Material provided:
[START]

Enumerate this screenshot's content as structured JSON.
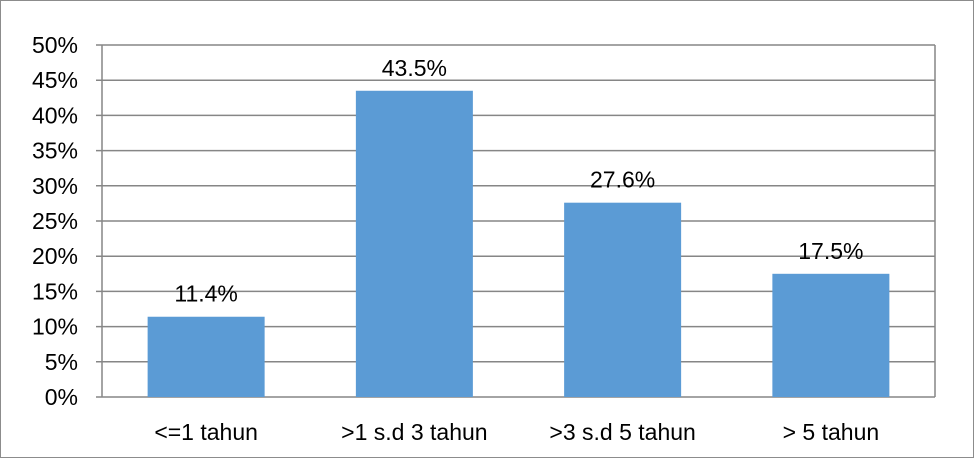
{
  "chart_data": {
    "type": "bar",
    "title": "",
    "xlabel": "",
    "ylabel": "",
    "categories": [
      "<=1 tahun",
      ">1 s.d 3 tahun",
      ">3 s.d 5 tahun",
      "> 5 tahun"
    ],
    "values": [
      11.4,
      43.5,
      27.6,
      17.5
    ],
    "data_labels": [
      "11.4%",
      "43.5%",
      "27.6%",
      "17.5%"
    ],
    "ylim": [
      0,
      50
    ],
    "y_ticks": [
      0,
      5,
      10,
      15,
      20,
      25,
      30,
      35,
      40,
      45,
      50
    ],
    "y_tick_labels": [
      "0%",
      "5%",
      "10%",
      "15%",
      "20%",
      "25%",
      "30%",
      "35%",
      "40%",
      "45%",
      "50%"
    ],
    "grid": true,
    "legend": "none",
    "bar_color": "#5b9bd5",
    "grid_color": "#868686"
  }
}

[END]

Exercise aim: Omit the pictures, then output the rest of the listing exactly.

Answer:
Enumerate this screenshot's content as structured JSON.
{
  "chart_data": {
    "type": "bar",
    "title": "",
    "xlabel": "",
    "ylabel": "",
    "categories": [
      "<=1 tahun",
      ">1 s.d 3 tahun",
      ">3 s.d 5 tahun",
      "> 5 tahun"
    ],
    "values": [
      11.4,
      43.5,
      27.6,
      17.5
    ],
    "data_labels": [
      "11.4%",
      "43.5%",
      "27.6%",
      "17.5%"
    ],
    "ylim": [
      0,
      50
    ],
    "y_ticks": [
      0,
      5,
      10,
      15,
      20,
      25,
      30,
      35,
      40,
      45,
      50
    ],
    "y_tick_labels": [
      "0%",
      "5%",
      "10%",
      "15%",
      "20%",
      "25%",
      "30%",
      "35%",
      "40%",
      "45%",
      "50%"
    ],
    "grid": true,
    "legend": "none",
    "bar_color": "#5b9bd5",
    "grid_color": "#868686"
  }
}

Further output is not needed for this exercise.